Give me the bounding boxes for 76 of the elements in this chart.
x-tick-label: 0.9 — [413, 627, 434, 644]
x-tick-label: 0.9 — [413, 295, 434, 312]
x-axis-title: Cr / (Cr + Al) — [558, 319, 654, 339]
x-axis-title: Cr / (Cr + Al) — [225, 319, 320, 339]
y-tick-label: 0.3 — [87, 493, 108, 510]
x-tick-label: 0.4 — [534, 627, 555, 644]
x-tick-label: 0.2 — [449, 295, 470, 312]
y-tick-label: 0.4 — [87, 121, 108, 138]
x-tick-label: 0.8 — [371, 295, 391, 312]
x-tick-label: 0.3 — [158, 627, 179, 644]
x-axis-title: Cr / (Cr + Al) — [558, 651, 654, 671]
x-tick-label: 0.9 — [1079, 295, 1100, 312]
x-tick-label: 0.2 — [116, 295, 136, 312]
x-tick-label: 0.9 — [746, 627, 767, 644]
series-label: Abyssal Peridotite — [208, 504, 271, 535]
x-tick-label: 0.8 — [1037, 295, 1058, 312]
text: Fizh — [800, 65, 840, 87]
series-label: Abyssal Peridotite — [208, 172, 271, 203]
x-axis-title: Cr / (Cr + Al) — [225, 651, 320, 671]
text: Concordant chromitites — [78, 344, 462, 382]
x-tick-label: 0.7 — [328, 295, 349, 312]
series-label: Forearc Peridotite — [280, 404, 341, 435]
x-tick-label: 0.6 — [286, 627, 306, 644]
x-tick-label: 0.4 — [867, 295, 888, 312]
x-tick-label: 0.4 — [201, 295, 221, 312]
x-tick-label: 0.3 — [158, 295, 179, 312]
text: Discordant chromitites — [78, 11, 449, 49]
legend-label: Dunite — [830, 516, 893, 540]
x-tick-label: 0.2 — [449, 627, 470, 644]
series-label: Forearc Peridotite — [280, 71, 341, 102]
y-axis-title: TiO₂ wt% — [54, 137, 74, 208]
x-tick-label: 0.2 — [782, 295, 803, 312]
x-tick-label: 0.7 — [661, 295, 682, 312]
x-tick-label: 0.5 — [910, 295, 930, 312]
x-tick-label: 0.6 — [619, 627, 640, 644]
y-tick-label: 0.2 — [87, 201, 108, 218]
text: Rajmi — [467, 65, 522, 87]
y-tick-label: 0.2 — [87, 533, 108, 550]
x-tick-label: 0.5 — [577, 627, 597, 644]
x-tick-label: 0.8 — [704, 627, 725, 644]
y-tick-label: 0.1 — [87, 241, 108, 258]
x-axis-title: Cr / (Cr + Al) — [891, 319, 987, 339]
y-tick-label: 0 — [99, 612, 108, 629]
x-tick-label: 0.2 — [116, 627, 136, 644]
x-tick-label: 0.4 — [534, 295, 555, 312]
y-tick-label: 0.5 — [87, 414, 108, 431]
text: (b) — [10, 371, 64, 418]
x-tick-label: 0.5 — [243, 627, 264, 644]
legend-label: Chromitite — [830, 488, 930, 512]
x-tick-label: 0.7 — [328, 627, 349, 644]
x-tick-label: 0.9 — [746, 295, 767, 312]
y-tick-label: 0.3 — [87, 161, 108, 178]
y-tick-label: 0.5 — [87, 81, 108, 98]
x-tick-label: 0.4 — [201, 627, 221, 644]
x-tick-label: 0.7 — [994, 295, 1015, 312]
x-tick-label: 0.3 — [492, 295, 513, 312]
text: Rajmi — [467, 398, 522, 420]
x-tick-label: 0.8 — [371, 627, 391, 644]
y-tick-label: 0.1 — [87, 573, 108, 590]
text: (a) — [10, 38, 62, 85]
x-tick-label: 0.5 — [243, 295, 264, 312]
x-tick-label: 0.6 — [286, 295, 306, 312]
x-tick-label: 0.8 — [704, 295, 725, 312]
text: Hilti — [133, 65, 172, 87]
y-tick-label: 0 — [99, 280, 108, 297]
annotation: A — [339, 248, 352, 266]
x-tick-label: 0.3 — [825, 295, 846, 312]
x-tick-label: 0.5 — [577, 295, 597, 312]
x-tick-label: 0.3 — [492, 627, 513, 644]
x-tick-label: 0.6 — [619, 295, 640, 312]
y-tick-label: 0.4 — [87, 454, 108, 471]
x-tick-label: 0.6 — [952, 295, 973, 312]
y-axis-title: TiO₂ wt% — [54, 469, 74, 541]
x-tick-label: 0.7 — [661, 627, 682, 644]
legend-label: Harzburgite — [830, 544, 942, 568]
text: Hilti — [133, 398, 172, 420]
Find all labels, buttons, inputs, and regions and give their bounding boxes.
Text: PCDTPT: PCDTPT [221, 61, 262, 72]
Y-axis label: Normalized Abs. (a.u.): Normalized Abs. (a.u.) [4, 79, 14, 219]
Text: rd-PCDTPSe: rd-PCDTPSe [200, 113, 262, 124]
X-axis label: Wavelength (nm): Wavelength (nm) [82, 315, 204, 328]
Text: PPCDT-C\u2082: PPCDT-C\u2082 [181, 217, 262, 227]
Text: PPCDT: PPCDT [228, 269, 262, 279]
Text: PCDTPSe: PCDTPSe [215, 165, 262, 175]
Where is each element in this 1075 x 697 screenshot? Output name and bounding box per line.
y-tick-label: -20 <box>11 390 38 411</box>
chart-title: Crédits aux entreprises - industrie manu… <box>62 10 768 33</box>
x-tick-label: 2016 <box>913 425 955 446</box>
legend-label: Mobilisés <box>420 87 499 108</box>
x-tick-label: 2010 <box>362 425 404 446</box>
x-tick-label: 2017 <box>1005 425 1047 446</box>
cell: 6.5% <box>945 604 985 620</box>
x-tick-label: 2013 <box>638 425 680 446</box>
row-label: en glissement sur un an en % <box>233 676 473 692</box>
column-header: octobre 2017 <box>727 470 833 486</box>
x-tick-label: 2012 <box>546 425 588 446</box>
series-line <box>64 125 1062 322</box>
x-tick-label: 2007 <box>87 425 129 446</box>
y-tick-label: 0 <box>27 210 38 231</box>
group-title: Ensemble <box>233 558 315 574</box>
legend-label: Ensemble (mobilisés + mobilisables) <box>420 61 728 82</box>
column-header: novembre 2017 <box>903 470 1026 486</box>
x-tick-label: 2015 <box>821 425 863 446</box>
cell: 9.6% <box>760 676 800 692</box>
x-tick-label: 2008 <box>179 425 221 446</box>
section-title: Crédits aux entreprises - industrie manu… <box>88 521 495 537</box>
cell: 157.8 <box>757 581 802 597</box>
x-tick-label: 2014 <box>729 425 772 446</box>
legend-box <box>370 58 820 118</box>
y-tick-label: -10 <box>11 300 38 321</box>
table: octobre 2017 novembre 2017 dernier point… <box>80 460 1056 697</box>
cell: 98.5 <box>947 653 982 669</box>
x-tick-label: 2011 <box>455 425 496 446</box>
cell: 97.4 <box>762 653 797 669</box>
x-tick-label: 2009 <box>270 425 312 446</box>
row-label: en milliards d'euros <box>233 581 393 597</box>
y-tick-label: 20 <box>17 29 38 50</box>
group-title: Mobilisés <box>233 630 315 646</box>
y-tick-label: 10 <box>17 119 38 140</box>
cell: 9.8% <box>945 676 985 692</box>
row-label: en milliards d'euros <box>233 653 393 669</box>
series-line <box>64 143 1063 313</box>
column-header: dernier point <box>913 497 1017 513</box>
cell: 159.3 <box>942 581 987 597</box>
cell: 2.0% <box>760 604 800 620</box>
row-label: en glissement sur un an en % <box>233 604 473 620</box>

§

_O QUE FAZER:_
Copie, sem nenhuma alteração, tudo o que vai do início dos dados acima até a linha que contém "series-label: Abyssal Peridotite — [208, 504, 271, 535]", incluindo essa linha.

_SOLUÇÃO DA TAREFA:_
Give me the bounding boxes for 76 of the elements in this chart.
x-tick-label: 0.9 — [413, 627, 434, 644]
x-tick-label: 0.9 — [413, 295, 434, 312]
x-axis-title: Cr / (Cr + Al) — [558, 319, 654, 339]
x-axis-title: Cr / (Cr + Al) — [225, 319, 320, 339]
y-tick-label: 0.3 — [87, 493, 108, 510]
x-tick-label: 0.4 — [534, 627, 555, 644]
x-tick-label: 0.2 — [449, 295, 470, 312]
y-tick-label: 0.4 — [87, 121, 108, 138]
x-tick-label: 0.8 — [371, 295, 391, 312]
x-tick-label: 0.3 — [158, 627, 179, 644]
x-axis-title: Cr / (Cr + Al) — [558, 651, 654, 671]
x-tick-label: 0.9 — [1079, 295, 1100, 312]
x-tick-label: 0.2 — [116, 295, 136, 312]
x-tick-label: 0.9 — [746, 627, 767, 644]
series-label: Abyssal Peridotite — [208, 504, 271, 535]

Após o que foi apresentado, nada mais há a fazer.